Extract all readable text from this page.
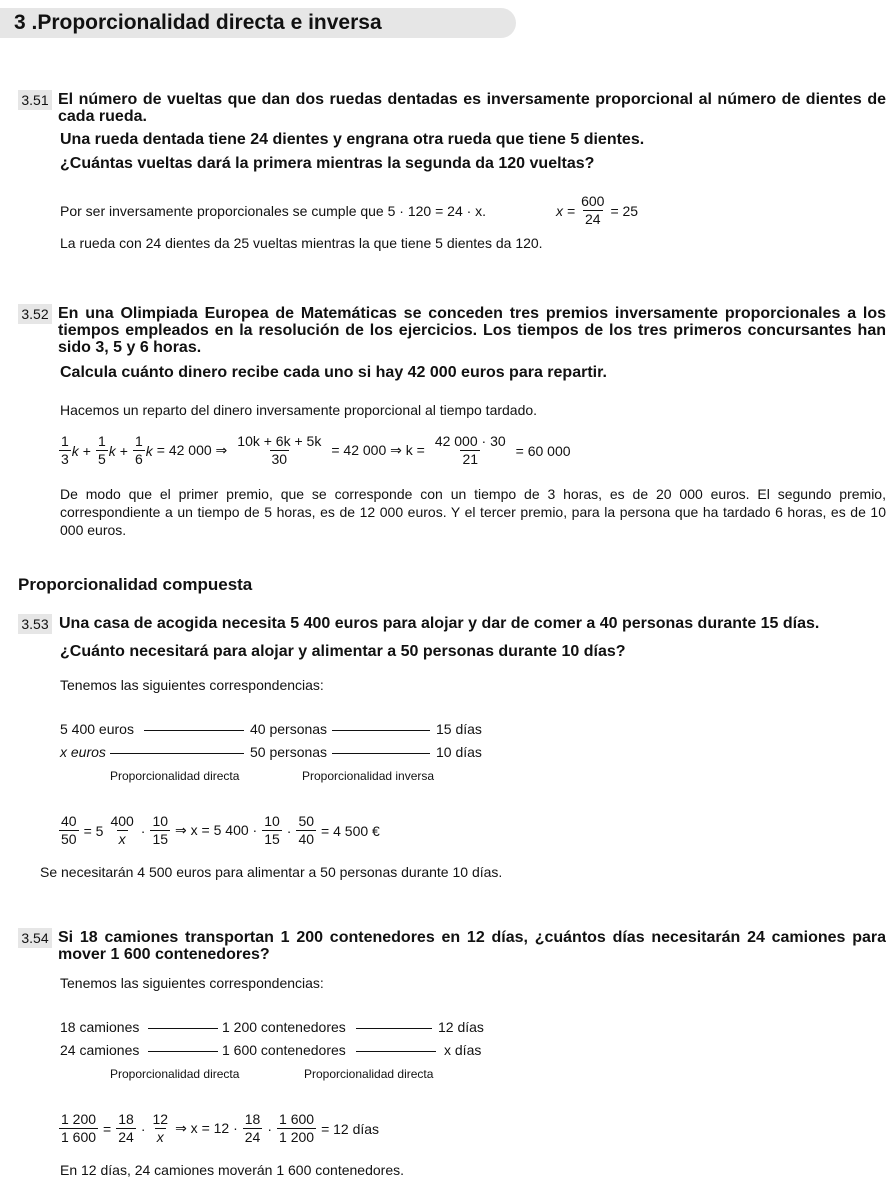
3 .Proporcionalidad directa e inversa
3.51 El número de vueltas que dan dos ruedas dentadas es inversamente proporcional al número de dientes de cada rueda.
Una rueda dentada tiene 24 dientes y engrana otra rueda que tiene 5 dientes.
¿Cuántas vueltas dará la primera mientras la segunda da 120 vueltas?
Por ser inversamente proporcionales se cumple que 5 · 120 = 24 · x.	$x = \frac{600}{24} = 25$
La rueda con 24 dientes da 25 vueltas mientras la que tiene 5 dientes da 120.
3.52 En una Olimpiada Europea de Matemáticas se conceden tres premios inversamente proporcionales a los tiempos empleados en la resolución de los ejercicios. Los tiempos de los tres primeros concursantes han sido 3, 5 y 6 horas.
Calcula cuánto dinero recibe cada uno si hay 42 000 euros para repartir.
Hacemos un reparto del dinero inversamente proporcional al tiempo tardado.
$\frac{1}{3}$ $k + \frac{1}{5}$ $k + \frac{1}{6}$ k = 42 000 ⇒ $\frac{10k + 6k + 5k}{30} = 42$ 000 ⇒ $k = \frac{42 000 \cdot 30}{21} = 60$ 000
De modo que el primer premio, que se corresponde con un tiempo de 3 horas, es de 20 000 euros. El segundo premio, correspondiente a un tiempo de 5 horas, es de 12 000 euros. Y el tercer premio, para la persona que ha tardado 6 horas, es de 10 000 euros.
Proporcionalidad compuesta
3.53 Una casa de acogida necesita 5 400 euros para alojar y dar de comer a 40 personas durante 15 días.
¿Cuánto necesitará para alojar y alimentar a 50 personas durante 10 días?
Tenemos las siguientes correspondencias:
5 400 euros	40 personas	15 días
x euros	50 personas	10 días
Proporcionalidad directa	Proporcionalidad inversa
$\frac{40}{50} = 5 \frac{400}{x} \cdot \frac{10}{15}$ ⇒ x = 5 $400 \cdot \frac{10}{15} \cdot \frac{50}{40} = 4$ 500 €
Se necesitarán 4 500 euros para alimentar a 50 personas durante 10 días.
3.54 Si 18 camiones transportan 1 200 contenedores en 12 días, ¿cuántos días necesitarán 24 camiones para mover 1 600 contenedores?
Tenemos las siguientes correspondencias:
18 camiones	1 200 contenedores	12 días
24 camiones	1 600 contenedores	x días
Proporcionalidad directa	Proporcionalidad directa
$\frac{1 200}{1 600} = \frac{18}{24} \cdot \frac{12}{x}$ ⇒ $x = 12 \cdot \frac{18}{24} \cdot \frac{1 600}{1 200} = 12$ días
En 12 días, 24 camiones moverán 1 600 contenedores.
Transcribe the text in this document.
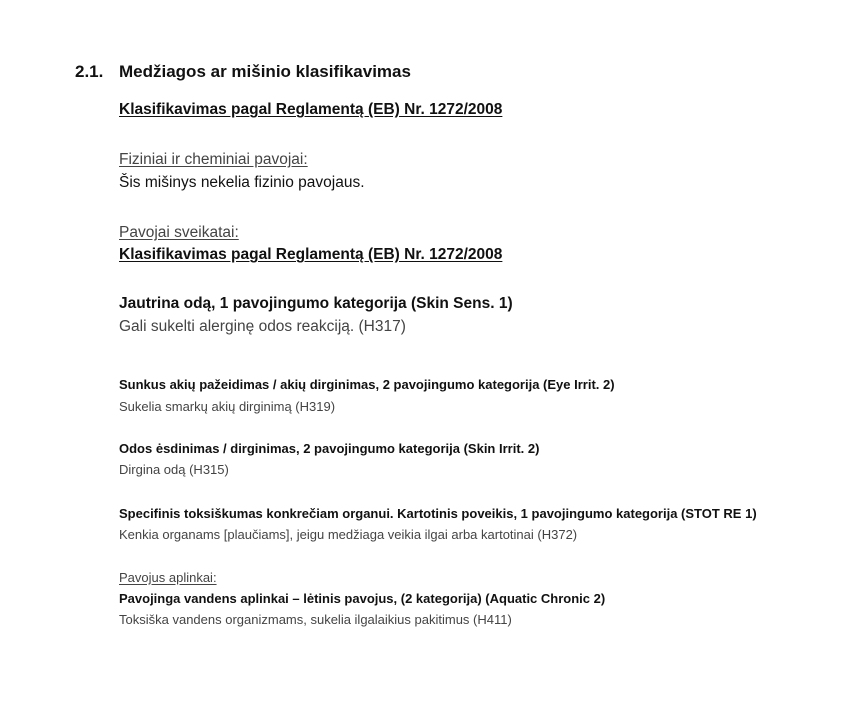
2.1. Medžiagos ar mišinio klasifikavimas
Klasifikavimas pagal Reglamentą (EB) Nr. 1272/2008
Fiziniai ir cheminiai pavojai:
Šis mišinys nekelia fizinio pavojaus.
Pavojai sveikatai:
Klasifikavimas pagal Reglamentą (EB) Nr. 1272/2008
Jautrina odą, 1 pavojingumo kategorija (Skin Sens. 1)
Gali sukelti alerginę odos reakciją. (H317)
Sunkus akių pažeidimas / akių dirginimas, 2 pavojingumo kategorija (Eye Irrit. 2)
Sukelia smarkų akių dirginimą (H319)
Odos ėsdinimas / dirginimas, 2 pavojingumo kategorija (Skin Irrit. 2)
Dirgina odą (H315)
Specifinis toksiškumas konkrečiam organui. Kartotinis poveikis, 1 pavojingumo kategorija (STOT RE 1)
Kenkia organams [plaučiams], jeigu medžiaga veikia ilgai arba kartotinai (H372)
Pavojus aplinkai:
Pavojinga vandens aplinkai – lėtinis pavojus, (2 kategorija) (Aquatic Chronic 2)
Toksiška vandens organizmams, sukelia ilgalaikius pakitimus (H411)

•••••

Without any pictures, reproduce exactly the lines from the line that contains "Transcribe the text in this document." to the end of the entries above, both ends included.

Transcribe the text in this document.
2.1. Medžiagos ar mišinio klasifikavimas
Klasifikavimas pagal Reglamentą (EB) Nr. 1272/2008
Fiziniai ir cheminiai pavojai:
Šis mišinys nekelia fizinio pavojaus.
Pavojai sveikatai:
Klasifikavimas pagal Reglamentą (EB) Nr. 1272/2008
Jautrina odą, 1 pavojingumo kategorija (Skin Sens. 1)
Gali sukelti alerginę odos reakciją. (H317)
Sunkus akių pažeidimas / akių dirginimas, 2 pavojingumo kategorija (Eye Irrit. 2)
Sukelia smarkų akių dirginimą (H319)
Odos ėsdinimas / dirginimas, 2 pavojingumo kategorija (Skin Irrit. 2)
Dirgina odą (H315)
Specifinis toksiškumas konkrečiam organui. Kartotinis poveikis, 1 pavojingumo kategorija (STOT RE 1)
Kenkia organams [plaučiams], jeigu medžiaga veikia ilgai arba kartotinai (H372)
Pavojus aplinkai:
Pavojinga vandens aplinkai – lėtinis pavojus, (2 kategorija) (Aquatic Chronic 2)
Toksiška vandens organizmams, sukelia ilgalaikius pakitimus (H411)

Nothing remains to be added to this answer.